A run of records
-*-
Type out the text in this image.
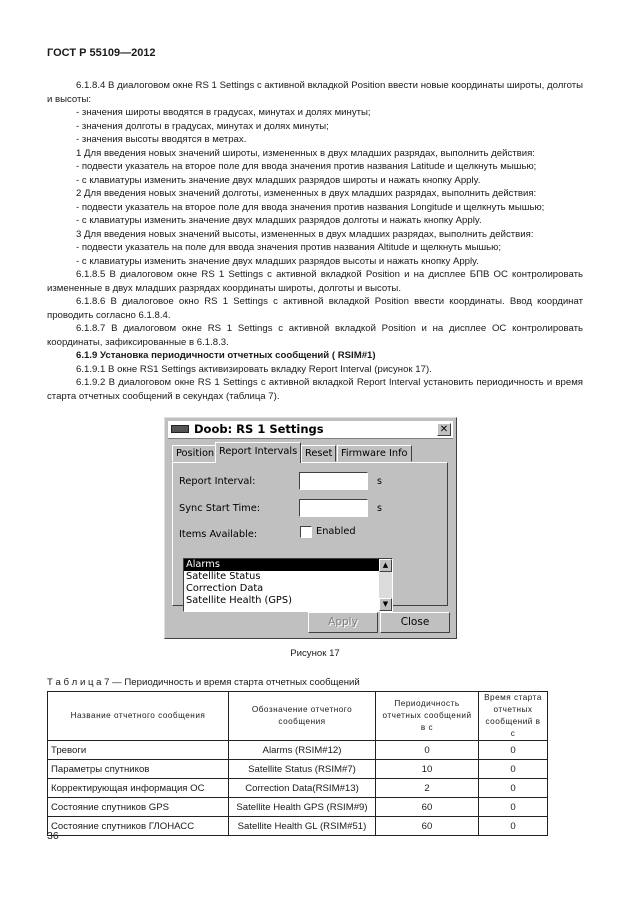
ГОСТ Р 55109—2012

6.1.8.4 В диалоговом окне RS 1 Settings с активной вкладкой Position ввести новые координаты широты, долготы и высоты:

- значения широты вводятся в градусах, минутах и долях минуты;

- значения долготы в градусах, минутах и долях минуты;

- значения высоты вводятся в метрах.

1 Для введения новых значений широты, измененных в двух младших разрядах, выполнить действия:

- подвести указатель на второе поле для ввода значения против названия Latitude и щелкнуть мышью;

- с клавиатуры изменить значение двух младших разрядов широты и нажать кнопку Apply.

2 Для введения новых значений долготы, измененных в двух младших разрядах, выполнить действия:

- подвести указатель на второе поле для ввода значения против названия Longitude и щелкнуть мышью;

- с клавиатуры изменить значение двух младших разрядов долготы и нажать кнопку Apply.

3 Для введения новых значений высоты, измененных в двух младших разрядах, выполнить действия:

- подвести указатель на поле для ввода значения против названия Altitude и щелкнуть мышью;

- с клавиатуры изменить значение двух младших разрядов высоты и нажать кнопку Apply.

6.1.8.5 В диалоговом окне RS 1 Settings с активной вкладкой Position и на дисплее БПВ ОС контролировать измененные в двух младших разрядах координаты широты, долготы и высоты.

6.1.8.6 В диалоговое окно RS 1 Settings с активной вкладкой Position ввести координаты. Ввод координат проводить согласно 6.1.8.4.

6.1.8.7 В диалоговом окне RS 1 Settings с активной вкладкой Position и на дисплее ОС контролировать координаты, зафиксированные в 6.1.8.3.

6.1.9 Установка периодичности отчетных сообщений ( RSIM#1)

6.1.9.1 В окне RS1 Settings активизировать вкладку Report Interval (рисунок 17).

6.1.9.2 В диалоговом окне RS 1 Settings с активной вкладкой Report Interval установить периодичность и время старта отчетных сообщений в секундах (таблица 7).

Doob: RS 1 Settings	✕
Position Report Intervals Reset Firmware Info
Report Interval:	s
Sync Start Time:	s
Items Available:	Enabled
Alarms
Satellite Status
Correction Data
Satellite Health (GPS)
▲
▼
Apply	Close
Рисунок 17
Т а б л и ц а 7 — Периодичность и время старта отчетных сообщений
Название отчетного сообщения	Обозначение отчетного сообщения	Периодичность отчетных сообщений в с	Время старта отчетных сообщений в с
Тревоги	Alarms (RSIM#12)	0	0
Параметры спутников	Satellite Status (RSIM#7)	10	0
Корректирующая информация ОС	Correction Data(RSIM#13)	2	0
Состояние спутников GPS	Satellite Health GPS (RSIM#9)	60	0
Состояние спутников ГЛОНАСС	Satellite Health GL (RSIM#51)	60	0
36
-*-
Request:
All of the lines above should be retyped precisely, apart from the pictures.

Expected output:
Type out the text in this image.
ГОСТ Р 55109—2012

6.1.8.4 В диалоговом окне RS 1 Settings с активной вкладкой Position ввести новые координаты широты, долготы и высоты:

- значения широты вводятся в градусах, минутах и долях минуты;

- значения долготы в градусах, минутах и долях минуты;

- значения высоты вводятся в метрах.

1 Для введения новых значений широты, измененных в двух младших разрядах, выполнить действия:

- подвести указатель на второе поле для ввода значения против названия Latitude и щелкнуть мышью;

- с клавиатуры изменить значение двух младших разрядов широты и нажать кнопку Apply.

2 Для введения новых значений долготы, измененных в двух младших разрядах, выполнить действия:

- подвести указатель на второе поле для ввода значения против названия Longitude и щелкнуть мышью;

- с клавиатуры изменить значение двух младших разрядов долготы и нажать кнопку Apply.

3 Для введения новых значений высоты, измененных в двух младших разрядах, выполнить действия:

- подвести указатель на поле для ввода значения против названия Altitude и щелкнуть мышью;

- с клавиатуры изменить значение двух младших разрядов высоты и нажать кнопку Apply.

6.1.8.5 В диалоговом окне RS 1 Settings с активной вкладкой Position и на дисплее БПВ ОС контролировать измененные в двух младших разрядах координаты широты, долготы и высоты.

6.1.8.6 В диалоговое окно RS 1 Settings с активной вкладкой Position ввести координаты. Ввод координат проводить согласно 6.1.8.4.

6.1.8.7 В диалоговом окне RS 1 Settings с активной вкладкой Position и на дисплее ОС контролировать координаты, зафиксированные в 6.1.8.3.

6.1.9 Установка периодичности отчетных сообщений ( RSIM#1)

6.1.9.1 В окне RS1 Settings активизировать вкладку Report Interval (рисунок 17).

6.1.9.2 В диалоговом окне RS 1 Settings с активной вкладкой Report Interval установить периодичность и время старта отчетных сообщений в секундах (таблица 7).

Doob: RS 1 Settings	✕
Position Report Intervals Reset Firmware Info
Report Interval:	s
Sync Start Time:	s
Items Available:	Enabled
Alarms
Satellite Status
Correction Data
Satellite Health (GPS)
▲
▼
Apply	Close
Рисунок 17
Т а б л и ц а 7 — Периодичность и время старта отчетных сообщений
Название отчетного сообщения	Обозначение отчетного сообщения	Периодичность отчетных сообщений в с	Время старта отчетных сообщений в с
Тревоги	Alarms (RSIM#12)	0	0
Параметры спутников	Satellite Status (RSIM#7)	10	0
Корректирующая информация ОС	Correction Data(RSIM#13)	2	0
Состояние спутников GPS	Satellite Health GPS (RSIM#9)	60	0
Состояние спутников ГЛОНАСС	Satellite Health GL (RSIM#51)	60	0
36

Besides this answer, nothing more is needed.